## start

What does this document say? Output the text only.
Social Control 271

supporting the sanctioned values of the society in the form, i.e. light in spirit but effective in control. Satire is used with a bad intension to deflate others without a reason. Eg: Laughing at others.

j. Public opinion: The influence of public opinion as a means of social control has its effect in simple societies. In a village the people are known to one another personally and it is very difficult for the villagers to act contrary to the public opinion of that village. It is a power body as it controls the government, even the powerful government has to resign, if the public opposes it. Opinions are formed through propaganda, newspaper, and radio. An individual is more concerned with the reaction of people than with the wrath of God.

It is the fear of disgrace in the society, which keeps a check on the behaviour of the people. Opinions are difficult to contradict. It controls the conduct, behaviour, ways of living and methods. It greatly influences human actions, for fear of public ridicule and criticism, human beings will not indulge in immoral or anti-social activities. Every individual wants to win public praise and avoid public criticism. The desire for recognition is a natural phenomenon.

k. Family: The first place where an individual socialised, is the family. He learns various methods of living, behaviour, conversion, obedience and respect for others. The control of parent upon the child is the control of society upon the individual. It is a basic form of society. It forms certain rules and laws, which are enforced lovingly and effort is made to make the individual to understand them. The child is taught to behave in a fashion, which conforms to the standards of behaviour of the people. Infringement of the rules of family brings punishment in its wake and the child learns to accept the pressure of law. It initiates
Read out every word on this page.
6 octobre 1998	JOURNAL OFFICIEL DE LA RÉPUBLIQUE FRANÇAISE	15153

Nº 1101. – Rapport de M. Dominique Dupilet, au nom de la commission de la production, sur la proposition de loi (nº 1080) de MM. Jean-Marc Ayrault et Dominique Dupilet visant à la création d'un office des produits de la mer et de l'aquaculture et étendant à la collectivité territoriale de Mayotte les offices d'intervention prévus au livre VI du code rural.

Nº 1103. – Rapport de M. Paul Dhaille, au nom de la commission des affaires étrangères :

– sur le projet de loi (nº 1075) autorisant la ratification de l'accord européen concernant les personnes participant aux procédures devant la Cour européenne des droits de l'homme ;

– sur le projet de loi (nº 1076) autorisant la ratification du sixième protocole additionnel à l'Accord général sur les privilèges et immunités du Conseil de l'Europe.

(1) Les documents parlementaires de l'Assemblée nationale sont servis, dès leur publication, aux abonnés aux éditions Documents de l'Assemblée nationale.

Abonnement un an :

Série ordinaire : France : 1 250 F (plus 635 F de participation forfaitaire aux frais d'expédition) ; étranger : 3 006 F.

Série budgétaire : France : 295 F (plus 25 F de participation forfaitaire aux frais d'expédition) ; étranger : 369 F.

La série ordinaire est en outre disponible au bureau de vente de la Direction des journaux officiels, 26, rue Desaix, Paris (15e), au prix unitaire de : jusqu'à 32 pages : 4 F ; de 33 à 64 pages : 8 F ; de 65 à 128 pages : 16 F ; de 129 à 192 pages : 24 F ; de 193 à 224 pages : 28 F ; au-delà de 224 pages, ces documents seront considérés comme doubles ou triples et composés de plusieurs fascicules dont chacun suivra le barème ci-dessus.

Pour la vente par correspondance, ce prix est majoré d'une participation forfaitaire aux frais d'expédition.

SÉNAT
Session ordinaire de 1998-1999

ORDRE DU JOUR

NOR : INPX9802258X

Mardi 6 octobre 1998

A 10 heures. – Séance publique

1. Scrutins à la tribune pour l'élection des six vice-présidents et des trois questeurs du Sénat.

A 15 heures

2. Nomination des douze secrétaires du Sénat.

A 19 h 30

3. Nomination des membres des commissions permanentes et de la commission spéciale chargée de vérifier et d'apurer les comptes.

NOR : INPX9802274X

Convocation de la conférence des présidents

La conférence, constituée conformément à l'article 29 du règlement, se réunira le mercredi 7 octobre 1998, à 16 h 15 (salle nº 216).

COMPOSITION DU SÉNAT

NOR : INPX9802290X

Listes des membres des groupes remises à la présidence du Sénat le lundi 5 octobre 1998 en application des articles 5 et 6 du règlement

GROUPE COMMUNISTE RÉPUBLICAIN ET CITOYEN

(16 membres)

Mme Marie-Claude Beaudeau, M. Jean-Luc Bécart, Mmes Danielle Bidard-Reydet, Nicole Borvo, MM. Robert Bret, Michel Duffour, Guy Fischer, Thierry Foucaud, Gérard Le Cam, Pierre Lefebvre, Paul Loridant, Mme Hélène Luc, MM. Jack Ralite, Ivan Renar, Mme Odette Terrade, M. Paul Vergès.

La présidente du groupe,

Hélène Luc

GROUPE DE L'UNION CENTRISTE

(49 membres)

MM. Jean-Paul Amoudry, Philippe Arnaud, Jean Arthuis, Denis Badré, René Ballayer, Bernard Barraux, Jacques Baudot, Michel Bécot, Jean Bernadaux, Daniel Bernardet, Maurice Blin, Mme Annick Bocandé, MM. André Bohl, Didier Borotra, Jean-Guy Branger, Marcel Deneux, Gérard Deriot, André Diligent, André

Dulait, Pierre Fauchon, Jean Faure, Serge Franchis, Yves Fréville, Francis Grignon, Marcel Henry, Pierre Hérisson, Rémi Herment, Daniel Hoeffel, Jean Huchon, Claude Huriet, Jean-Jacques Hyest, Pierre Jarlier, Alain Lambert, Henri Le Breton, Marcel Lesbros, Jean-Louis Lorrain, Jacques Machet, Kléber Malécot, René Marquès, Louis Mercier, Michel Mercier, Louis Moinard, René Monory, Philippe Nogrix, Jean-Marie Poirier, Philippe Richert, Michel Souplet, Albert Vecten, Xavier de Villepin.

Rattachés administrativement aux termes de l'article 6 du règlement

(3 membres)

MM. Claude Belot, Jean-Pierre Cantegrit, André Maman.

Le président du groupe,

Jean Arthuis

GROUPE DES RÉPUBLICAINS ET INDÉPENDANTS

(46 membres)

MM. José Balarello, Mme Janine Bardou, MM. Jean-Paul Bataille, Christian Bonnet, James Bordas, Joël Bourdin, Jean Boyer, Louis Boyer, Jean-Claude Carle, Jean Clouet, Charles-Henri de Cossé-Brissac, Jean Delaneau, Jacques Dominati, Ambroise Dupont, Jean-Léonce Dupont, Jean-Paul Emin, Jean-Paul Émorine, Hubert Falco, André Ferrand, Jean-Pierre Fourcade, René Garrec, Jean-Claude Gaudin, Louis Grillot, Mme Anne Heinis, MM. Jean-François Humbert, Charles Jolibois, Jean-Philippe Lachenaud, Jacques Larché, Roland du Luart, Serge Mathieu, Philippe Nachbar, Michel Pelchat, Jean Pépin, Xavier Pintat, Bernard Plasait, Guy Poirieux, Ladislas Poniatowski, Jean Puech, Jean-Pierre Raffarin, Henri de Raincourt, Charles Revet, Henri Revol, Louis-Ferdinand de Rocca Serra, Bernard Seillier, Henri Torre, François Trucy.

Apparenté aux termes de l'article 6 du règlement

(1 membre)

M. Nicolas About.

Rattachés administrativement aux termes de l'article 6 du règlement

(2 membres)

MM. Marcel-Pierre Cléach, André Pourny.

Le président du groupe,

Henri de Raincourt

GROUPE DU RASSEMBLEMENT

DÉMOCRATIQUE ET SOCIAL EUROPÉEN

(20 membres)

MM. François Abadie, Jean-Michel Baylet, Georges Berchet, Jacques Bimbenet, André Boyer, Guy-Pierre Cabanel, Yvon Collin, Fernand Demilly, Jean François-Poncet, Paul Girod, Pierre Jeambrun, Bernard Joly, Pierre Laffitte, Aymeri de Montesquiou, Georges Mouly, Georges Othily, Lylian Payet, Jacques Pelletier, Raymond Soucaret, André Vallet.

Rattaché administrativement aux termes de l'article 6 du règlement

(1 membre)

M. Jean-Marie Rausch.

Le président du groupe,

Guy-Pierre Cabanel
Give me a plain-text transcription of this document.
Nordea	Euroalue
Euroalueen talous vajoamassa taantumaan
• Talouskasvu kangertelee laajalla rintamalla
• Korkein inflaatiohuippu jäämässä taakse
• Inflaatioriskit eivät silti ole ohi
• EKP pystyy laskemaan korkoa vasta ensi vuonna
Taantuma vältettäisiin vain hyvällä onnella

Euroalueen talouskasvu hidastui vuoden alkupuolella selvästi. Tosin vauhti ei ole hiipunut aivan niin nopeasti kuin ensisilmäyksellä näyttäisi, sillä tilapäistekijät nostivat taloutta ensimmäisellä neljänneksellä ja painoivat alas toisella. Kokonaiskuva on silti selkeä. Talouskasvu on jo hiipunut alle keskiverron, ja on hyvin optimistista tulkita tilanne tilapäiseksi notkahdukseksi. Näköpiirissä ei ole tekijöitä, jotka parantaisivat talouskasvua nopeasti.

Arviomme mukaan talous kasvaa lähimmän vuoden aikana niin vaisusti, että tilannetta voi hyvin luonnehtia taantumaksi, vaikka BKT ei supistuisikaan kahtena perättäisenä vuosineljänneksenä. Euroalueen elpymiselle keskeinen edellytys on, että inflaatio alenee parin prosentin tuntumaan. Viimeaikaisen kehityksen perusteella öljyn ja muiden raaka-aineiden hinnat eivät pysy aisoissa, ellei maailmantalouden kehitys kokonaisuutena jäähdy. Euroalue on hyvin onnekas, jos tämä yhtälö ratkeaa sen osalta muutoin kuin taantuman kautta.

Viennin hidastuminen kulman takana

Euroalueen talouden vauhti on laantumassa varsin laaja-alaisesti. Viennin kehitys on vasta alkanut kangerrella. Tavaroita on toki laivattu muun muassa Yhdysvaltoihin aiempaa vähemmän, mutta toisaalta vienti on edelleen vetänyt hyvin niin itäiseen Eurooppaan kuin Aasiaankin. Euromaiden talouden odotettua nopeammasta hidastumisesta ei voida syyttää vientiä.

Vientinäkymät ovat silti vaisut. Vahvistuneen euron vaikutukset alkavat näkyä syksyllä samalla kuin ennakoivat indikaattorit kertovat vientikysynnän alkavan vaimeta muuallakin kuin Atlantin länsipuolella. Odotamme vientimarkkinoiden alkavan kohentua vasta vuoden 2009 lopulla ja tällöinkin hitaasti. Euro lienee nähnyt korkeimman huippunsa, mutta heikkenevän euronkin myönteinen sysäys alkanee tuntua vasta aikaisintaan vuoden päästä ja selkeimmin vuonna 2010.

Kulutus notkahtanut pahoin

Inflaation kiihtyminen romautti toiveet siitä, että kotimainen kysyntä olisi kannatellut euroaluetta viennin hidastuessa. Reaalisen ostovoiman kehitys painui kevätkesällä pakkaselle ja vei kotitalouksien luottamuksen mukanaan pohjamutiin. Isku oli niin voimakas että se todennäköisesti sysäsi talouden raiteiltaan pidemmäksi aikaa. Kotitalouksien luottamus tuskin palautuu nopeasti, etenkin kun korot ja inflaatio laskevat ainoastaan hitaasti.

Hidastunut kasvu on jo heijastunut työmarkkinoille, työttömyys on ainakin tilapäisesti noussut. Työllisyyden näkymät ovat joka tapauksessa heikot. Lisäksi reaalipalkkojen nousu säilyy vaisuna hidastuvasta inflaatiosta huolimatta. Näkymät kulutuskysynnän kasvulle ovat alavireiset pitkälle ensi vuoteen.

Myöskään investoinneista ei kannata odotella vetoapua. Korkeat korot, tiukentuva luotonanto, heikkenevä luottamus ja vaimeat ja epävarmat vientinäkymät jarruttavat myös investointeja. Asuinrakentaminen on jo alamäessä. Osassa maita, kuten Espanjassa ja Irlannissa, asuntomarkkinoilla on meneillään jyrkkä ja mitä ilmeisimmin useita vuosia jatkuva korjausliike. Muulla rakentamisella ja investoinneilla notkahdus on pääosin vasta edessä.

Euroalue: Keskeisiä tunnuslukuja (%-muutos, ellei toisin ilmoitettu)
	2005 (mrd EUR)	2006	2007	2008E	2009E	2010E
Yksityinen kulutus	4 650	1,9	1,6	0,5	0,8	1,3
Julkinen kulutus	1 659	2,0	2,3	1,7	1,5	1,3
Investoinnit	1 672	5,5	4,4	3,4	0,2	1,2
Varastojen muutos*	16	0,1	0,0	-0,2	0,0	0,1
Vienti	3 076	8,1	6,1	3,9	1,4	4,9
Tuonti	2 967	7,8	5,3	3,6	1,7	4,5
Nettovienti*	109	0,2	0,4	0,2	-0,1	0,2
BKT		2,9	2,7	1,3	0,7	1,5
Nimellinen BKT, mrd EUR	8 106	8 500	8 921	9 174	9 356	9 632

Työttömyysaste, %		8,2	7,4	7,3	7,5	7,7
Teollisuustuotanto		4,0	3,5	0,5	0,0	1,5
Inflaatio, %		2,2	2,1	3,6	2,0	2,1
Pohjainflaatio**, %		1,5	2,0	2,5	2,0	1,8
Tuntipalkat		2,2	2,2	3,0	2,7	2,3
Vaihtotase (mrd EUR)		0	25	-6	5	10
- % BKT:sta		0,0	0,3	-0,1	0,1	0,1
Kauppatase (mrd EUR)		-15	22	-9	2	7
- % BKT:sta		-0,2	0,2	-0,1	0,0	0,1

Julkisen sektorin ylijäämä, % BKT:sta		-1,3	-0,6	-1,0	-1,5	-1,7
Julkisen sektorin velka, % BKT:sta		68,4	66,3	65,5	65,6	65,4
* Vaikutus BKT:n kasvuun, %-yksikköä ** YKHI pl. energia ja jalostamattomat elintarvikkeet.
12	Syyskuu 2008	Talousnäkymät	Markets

## end

> [Exercise]
Gather each line from the entries above that includes the word "kehitys".

> [Final answer]
Arviomme mukaan talous kasvaa lähimmän vuoden aikana niin vaisusti, että tilannetta voi hyvin luonnehtia taantumaksi, vaikka BKT ei supistuisikaan kahtena perättäisenä vuosineljänneksenä. Euroalueen elpymiselle keskeinen edellytys on, että inflaatio alenee parin prosentin tuntumaan. Viimeaikaisen kehityksen perusteella öljyn ja muiden raaka-aineiden hinnat eivät pysy aisoissa, ellei maailmantalouden kehitys kokonaisuutena jäähdy. Euroalue on hyvin onnekas, jos tämä yhtälö ratkeaa sen osalta muutoin kuin taantuman kautta.
Euroalueen talouden vauhti on laantumassa varsin laaja-alaisesti. Viennin kehitys on vasta alkanut kangerrella. Tavaroita on toki laivattu muun muassa Yhdysvaltoihin aiempaa vähemmän, mutta toisaalta vienti on edelleen vetänyt hyvin niin itäiseen Eurooppaan kuin Aasiaankin. Euromaiden talouden odotettua nopeammasta hidastumisesta ei voida syyttää vientiä.
Inflaation kiihtyminen romautti toiveet siitä, että kotimainen kysyntä olisi kannatellut euroaluetta viennin hidastuessa. Reaalisen ostovoiman kehitys painui kevätkesällä pakkaselle ja vei kotitalouksien luottamuksen mukanaan pohjamutiin. Isku oli niin voimakas että se todennäköisesti sysäsi talouden raiteiltaan pidemmäksi aikaa. Kotitalouksien luottamus tuskin palautuu nopeasti, etenkin kun korot ja inflaatio laskevat ainoastaan hitaasti.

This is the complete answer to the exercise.